Problem: Below are some records. Say in a single number how many of their lines include the word "also".

Source records:
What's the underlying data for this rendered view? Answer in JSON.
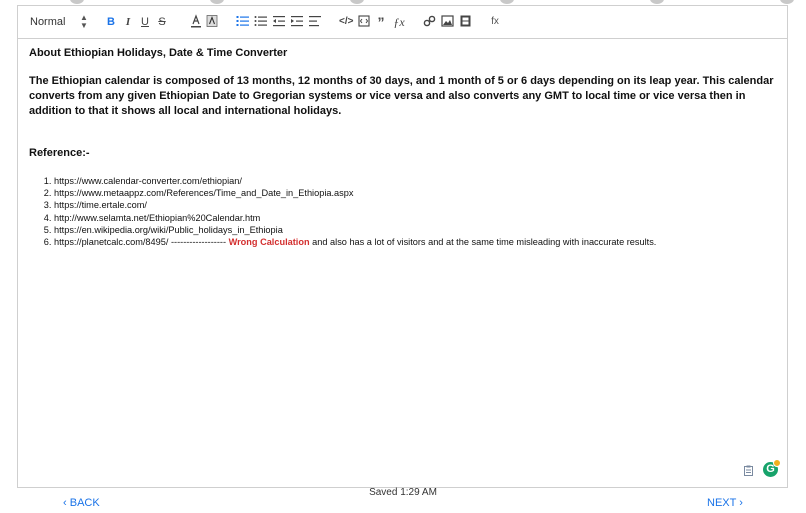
{
  "toolbar": {
    "format_value": "Normal",
    "icons": [
      "bold-icon",
      "italic-icon",
      "underline-icon",
      "strikethrough-icon",
      "text-color-icon",
      "highlight-icon",
      "ordered-list-icon",
      "bullet-list-icon",
      "outdent-icon",
      "indent-icon",
      "align-icon",
      "code-icon",
      "code-block-icon",
      "blockquote-icon",
      "formula-icon",
      "link-icon",
      "image-icon",
      "video-icon",
      "fx-icon"
    ],
    "bold_label": "B",
    "italic_label": "I",
    "underline_label": "U",
    "strike_label": "S",
    "fx_label": "fx",
    "accent": "#1a73e8"
  },
  "content": {
    "title": "About Ethiopian Holidays, Date & Time Converter",
    "intro": "The Ethiopian calendar is composed of 13 months, 12 months of 30 days, and 1 month of 5 or 6 days depending on its leap year. This calendar converts from any given Ethiopian Date to Gregorian systems or vice versa and also converts any GMT to local time or vice versa then in addition to that it shows all local and international holidays.",
    "reference_title": "Reference:-",
    "references": [
      "https://www.calendar-converter.com/ethiopian/",
      "https://www.metaappz.com/References/Time_and_Date_in_Ethiopia.aspx",
      "https://time.ertale.com/",
      "http://www.selamta.net/Ethiopian%20Calendar.htm",
      "https://en.wikipedia.org/wiki/Public_holidays_in_Ethiopia"
    ],
    "last_ref_prefix": "https://planetcalc.com/8495/ ------------------",
    "last_ref_highlight": "Wrong Calculation",
    "last_ref_suffix": "and also has a lot of visitors and at the same time misleading with inaccurate results."
  },
  "footer": {
    "back_label": "BACK",
    "saved_text": "Saved 1:29 AM",
    "next_label": "NEXT"
  }
}
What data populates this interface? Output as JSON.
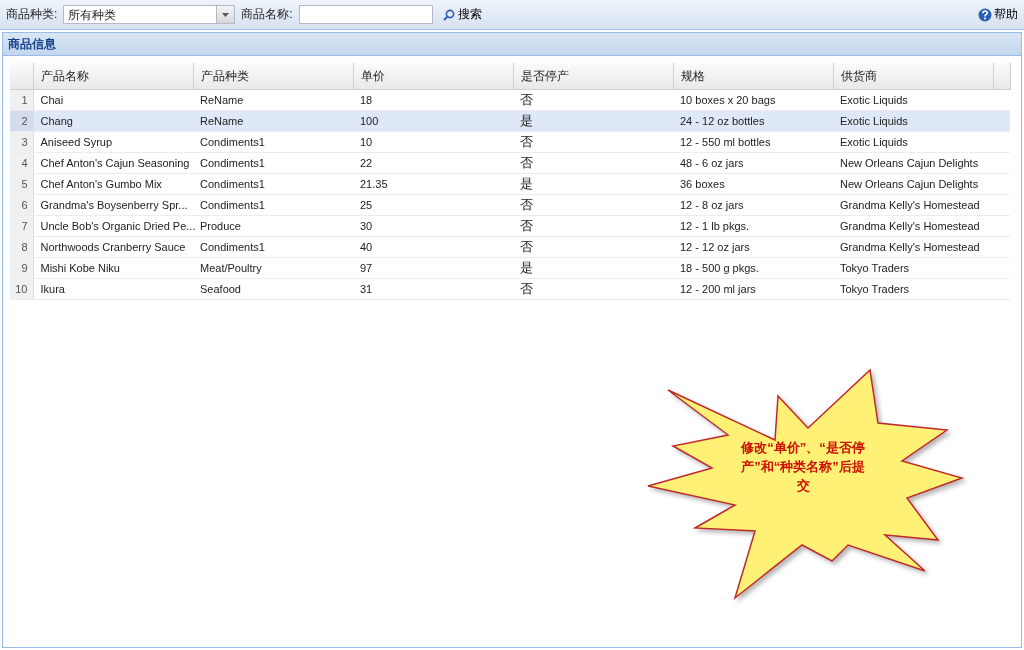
{
  "toolbar": {
    "category_label": "商品种类:",
    "category_value": "所有种类",
    "name_label": "商品名称:",
    "search_button": "搜索",
    "help_button": "帮助"
  },
  "panel": {
    "title": "商品信息"
  },
  "table": {
    "columns": [
      "产品名称",
      "产品种类",
      "单价",
      "是否停产",
      "规格",
      "供货商"
    ],
    "rows": [
      {
        "num": "1",
        "cells": [
          "Chai",
          "ReName",
          "18",
          "否",
          "10 boxes x 20 bags",
          "Exotic Liquids"
        ],
        "selected": false
      },
      {
        "num": "2",
        "cells": [
          "Chang",
          "ReName",
          "100",
          "是",
          "24 - 12 oz bottles",
          "Exotic Liquids"
        ],
        "selected": true
      },
      {
        "num": "3",
        "cells": [
          "Aniseed Syrup",
          "Condiments1",
          "10",
          "否",
          "12 - 550 ml bottles",
          "Exotic Liquids"
        ],
        "selected": false
      },
      {
        "num": "4",
        "cells": [
          "Chef Anton's Cajun Seasoning",
          "Condiments1",
          "22",
          "否",
          "48 - 6 oz jars",
          "New Orleans Cajun Delights"
        ],
        "selected": false
      },
      {
        "num": "5",
        "cells": [
          "Chef Anton's Gumbo Mix",
          "Condiments1",
          "21.35",
          "是",
          "36 boxes",
          "New Orleans Cajun Delights"
        ],
        "selected": false
      },
      {
        "num": "6",
        "cells": [
          "Grandma's Boysenberry Spr...",
          "Condiments1",
          "25",
          "否",
          "12 - 8 oz jars",
          "Grandma Kelly's Homestead"
        ],
        "selected": false
      },
      {
        "num": "7",
        "cells": [
          "Uncle Bob's Organic Dried Pe...",
          "Produce",
          "30",
          "否",
          "12 - 1 lb pkgs.",
          "Grandma Kelly's Homestead"
        ],
        "selected": false
      },
      {
        "num": "8",
        "cells": [
          "Northwoods Cranberry Sauce",
          "Condiments1",
          "40",
          "否",
          "12 - 12 oz jars",
          "Grandma Kelly's Homestead"
        ],
        "selected": false
      },
      {
        "num": "9",
        "cells": [
          "Mishi Kobe Niku",
          "Meat/Poultry",
          "97",
          "是",
          "18 - 500 g pkgs.",
          "Tokyo Traders"
        ],
        "selected": false
      },
      {
        "num": "10",
        "cells": [
          "Ikura",
          "Seafood",
          "31",
          "否",
          "12 - 200 ml jars",
          "Tokyo Traders"
        ],
        "selected": false
      }
    ]
  },
  "callout": {
    "text": "修改“单价”、“是否停产”和“种类名称”后提交"
  }
}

Expected output: 2